▸ EXERCISE REQUIREMENTS
Report all lines holding "nicht".

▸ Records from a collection
------------

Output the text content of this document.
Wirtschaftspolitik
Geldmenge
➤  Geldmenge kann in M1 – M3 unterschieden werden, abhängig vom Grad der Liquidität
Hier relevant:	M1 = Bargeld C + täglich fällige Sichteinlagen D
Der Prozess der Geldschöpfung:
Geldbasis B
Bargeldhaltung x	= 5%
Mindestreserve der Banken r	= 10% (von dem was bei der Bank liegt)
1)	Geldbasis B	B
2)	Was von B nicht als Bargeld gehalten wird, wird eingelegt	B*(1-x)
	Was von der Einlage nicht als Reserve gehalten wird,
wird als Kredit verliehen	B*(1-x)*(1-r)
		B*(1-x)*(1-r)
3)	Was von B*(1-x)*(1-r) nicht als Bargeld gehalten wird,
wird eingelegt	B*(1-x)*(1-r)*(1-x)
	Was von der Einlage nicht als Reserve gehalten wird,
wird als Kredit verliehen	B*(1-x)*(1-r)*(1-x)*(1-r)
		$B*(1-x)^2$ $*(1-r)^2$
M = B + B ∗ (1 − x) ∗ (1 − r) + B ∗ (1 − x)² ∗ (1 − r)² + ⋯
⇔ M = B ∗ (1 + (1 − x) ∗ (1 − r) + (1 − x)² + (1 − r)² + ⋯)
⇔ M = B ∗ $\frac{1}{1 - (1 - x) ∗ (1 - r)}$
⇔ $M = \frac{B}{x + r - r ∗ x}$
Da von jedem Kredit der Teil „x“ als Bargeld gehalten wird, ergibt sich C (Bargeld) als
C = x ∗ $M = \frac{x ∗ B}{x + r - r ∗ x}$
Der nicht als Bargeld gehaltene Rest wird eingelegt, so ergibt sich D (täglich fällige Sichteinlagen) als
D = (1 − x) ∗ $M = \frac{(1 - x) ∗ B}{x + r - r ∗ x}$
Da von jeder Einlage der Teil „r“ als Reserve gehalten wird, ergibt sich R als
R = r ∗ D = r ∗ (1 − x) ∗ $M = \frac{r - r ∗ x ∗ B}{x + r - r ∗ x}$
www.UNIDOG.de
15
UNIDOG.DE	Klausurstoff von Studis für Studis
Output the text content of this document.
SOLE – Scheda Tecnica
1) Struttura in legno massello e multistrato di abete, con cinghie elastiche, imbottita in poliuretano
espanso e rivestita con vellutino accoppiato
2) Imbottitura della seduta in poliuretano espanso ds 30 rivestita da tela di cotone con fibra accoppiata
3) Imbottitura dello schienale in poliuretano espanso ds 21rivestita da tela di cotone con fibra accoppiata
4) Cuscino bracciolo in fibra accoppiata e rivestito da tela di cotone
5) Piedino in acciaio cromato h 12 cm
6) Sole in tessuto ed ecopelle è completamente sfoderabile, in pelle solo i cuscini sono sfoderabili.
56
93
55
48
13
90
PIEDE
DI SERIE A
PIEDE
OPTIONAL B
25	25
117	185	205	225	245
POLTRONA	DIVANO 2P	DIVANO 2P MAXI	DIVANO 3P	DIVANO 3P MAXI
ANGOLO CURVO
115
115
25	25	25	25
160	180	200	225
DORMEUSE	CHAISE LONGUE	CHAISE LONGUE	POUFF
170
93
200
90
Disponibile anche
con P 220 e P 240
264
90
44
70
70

------------

▸ EXERCISE SOLUTION
2)	Was von B nicht als Bargeld gehalten wird, wird eingelegt	B*(1-x)
	Was von der Einlage nicht als Reserve gehalten wird,
3)	Was von B*(1-x)*(1-r) nicht als Bargeld gehalten wird,
	Was von der Einlage nicht als Reserve gehalten wird,
Der nicht als Bargeld gehaltene Rest wird eingelegt, so ergibt sich D (täglich fällige Sichteinlagen) als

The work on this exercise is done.